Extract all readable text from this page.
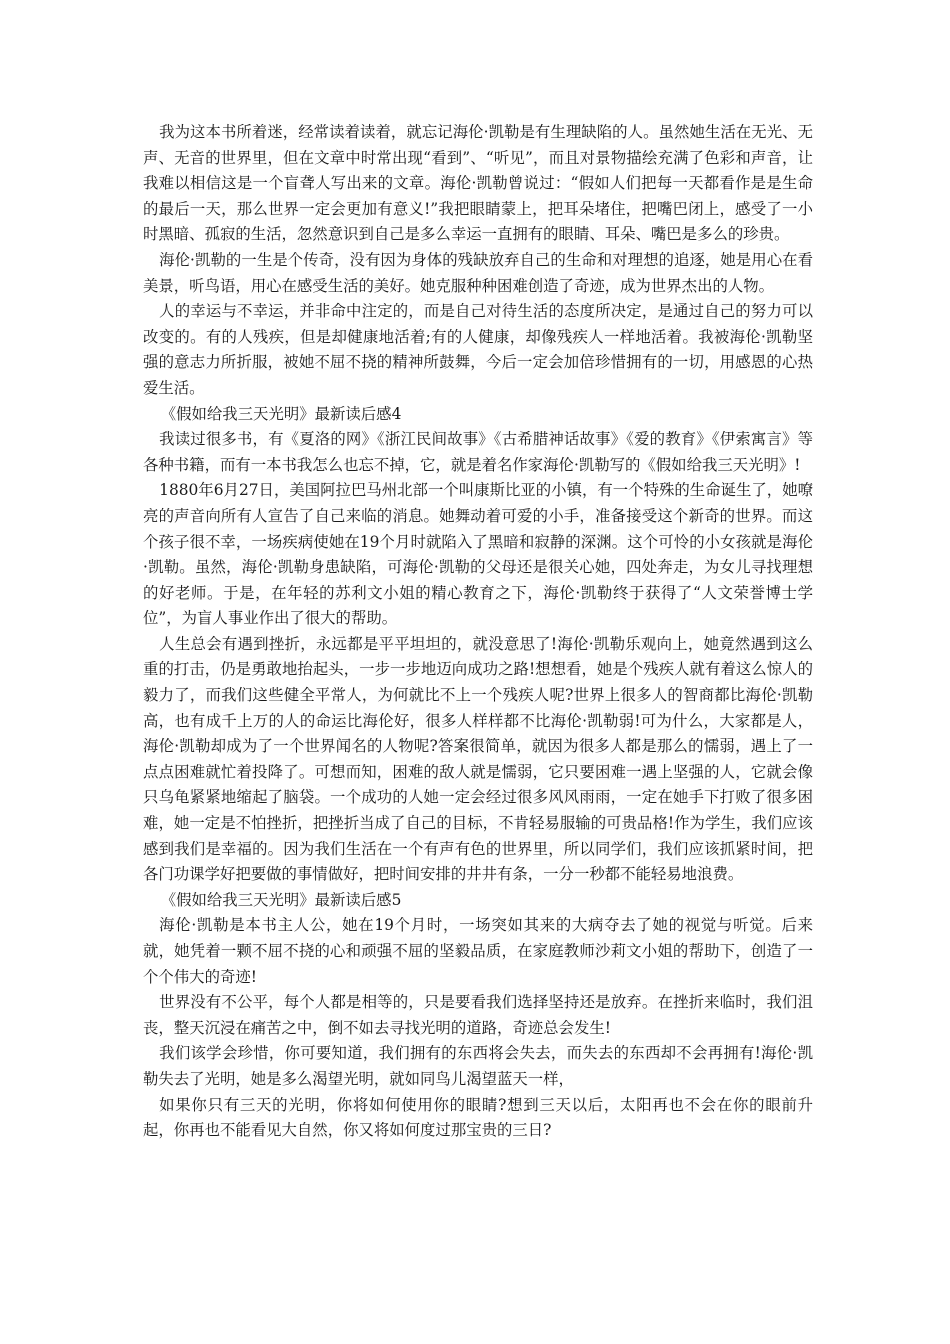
我为这本书所着迷，经常读着读着，就忘记海伦·凯勒是有生理缺陷的人。虽然她生活在无光、无声、无音的世界里，但在文章中时常出现“看到”、“听见”，而且对景物描绘充满了色彩和声音，让我难以相信这是一个盲聋人写出来的文章。海伦·凯勒曾说过：“假如人们把每一天都看作是是生命的最后一天，那么世界一定会更加有意义!”我把眼睛蒙上，把耳朵堵住，把嘴巴闭上，感受了一小时黑暗、孤寂的生活，忽然意识到自己是多么幸运一直拥有的眼睛、耳朵、嘴巴是多么的珍贵。

海伦·凯勒的一生是个传奇，没有因为身体的残缺放弃自己的生命和对理想的追逐，她是用心在看美景，听鸟语，用心在感受生活的美好。她克服种种困难创造了奇迹，成为世界杰出的人物。

人的幸运与不幸运，并非命中注定的，而是自己对待生活的态度所决定，是通过自己的努力可以改变的。有的人残疾，但是却健康地活着;有的人健康，却像残疾人一样地活着。我被海伦·凯勒坚强的意志力所折服，被她不屈不挠的精神所鼓舞，今后一定会加倍珍惜拥有的一切，用感恩的心热爱生活。

《假如给我三天光明》最新读后感4

我读过很多书，有《夏洛的网》《浙江民间故事》《古希腊神话故事》《爱的教育》《伊索寓言》等各种书籍，而有一本书我怎么也忘不掉，它，就是着名作家海伦·凯勒写的《假如给我三天光明》!

1880年6月27日，美国阿拉巴马州北部一个叫康斯比亚的小镇，有一个特殊的生命诞生了，她嘹亮的声音向所有人宣告了自己来临的消息。她舞动着可爱的小手，准备接受这个新奇的世界。而这个孩子很不幸，一场疾病使她在19个月时就陷入了黑暗和寂静的深渊。这个可怜的小女孩就是海伦·凯勒。虽然，海伦·凯勒身患缺陷，可海伦·凯勒的父母还是很关心她，四处奔走，为女儿寻找理想的好老师。于是，在年轻的苏利文小姐的精心教育之下，海伦·凯勒终于获得了“人文荣誉博士学位”，为盲人事业作出了很大的帮助。

人生总会有遇到挫折，永远都是平平坦坦的，就没意思了!海伦·凯勒乐观向上，她竟然遇到这么重的打击，仍是勇敢地抬起头，一步一步地迈向成功之路!想想看，她是个残疾人就有着这么惊人的毅力了，而我们这些健全平常人，为何就比不上一个残疾人呢?世界上很多人的智商都比海伦·凯勒高，也有成千上万的人的命运比海伦好，很多人样样都不比海伦·凯勒弱!可为什么，大家都是人，海伦·凯勒却成为了一个世界闻名的人物呢?答案很简单，就因为很多人都是那么的懦弱，遇上了一点点困难就忙着投降了。可想而知，困难的敌人就是懦弱，它只要困难一遇上坚强的人，它就会像只乌龟紧紧地缩起了脑袋。一个成功的人她一定会经过很多风风雨雨，一定在她手下打败了很多困难，她一定是不怕挫折，把挫折当成了自己的目标，不肯轻易服输的可贵品格!作为学生，我们应该感到我们是幸福的。因为我们生活在一个有声有色的世界里，所以同学们，我们应该抓紧时间，把各门功课学好把要做的事情做好，把时间安排的井井有条，一分一秒都不能轻易地浪费。

《假如给我三天光明》最新读后感5

海伦·凯勒是本书主人公，她在19个月时，一场突如其来的大病夺去了她的视觉与听觉。后来就，她凭着一颗不屈不挠的心和顽强不屈的坚毅品质，在家庭教师沙莉文小姐的帮助下，创造了一个个伟大的奇迹!

世界没有不公平，每个人都是相等的，只是要看我们选择坚持还是放弃。在挫折来临时，我们沮丧，整天沉浸在痛苦之中，倒不如去寻找光明的道路，奇迹总会发生!

我们该学会珍惜，你可要知道，我们拥有的东西将会失去，而失去的东西却不会再拥有!海伦·凯勒失去了光明，她是多么渴望光明，就如同鸟儿渴望蓝天一样，

如果你只有三天的光明，你将如何使用你的眼睛?想到三天以后，太阳再也不会在你的眼前升起，你再也不能看见大自然，你又将如何度过那宝贵的三日?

######

Work to complete
Gather all lines from the records above in which "假如给我三天光明" appears.

Full solution
《假如给我三天光明》最新读后感4
我读过很多书，有《夏洛的网》《浙江民间故事》《古希腊神话故事》《爱的教育》《伊索寓言》等各种书籍，而有一本书我怎么也忘不掉，它，就是着名作家海伦·凯勒写的《假如给我三天光明》!
《假如给我三天光明》最新读后感5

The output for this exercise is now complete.